-- start EXTRACTED ENTRIES --
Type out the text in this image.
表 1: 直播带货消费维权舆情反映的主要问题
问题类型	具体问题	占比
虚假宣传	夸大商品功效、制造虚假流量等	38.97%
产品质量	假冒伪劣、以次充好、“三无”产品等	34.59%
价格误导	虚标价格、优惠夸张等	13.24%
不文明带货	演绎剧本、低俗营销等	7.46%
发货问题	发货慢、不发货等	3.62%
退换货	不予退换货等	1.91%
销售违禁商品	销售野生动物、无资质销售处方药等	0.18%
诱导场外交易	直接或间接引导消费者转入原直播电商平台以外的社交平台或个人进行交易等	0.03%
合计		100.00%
-- end EXTRACTED ENTRIES --
• [TASK PROMPT]
Write out the material exactly as given.

• [ANSWER FOR THIS EXERCISE]
Type out the text in this image.
表 1: 直播带货消费维权舆情反映的主要问题
问题类型	具体问题	占比
虚假宣传	夸大商品功效、制造虚假流量等	38.97%
产品质量	假冒伪劣、以次充好、“三无”产品等	34.59%
价格误导	虚标价格、优惠夸张等	13.24%
不文明带货	演绎剧本、低俗营销等	7.46%
发货问题	发货慢、不发货等	3.62%
退换货	不予退换货等	1.91%
销售违禁商品	销售野生动物、无资质销售处方药等	0.18%
诱导场外交易	直接或间接引导消费者转入原直播电商平台以外的社交平台或个人进行交易等	0.03%
合计		100.00%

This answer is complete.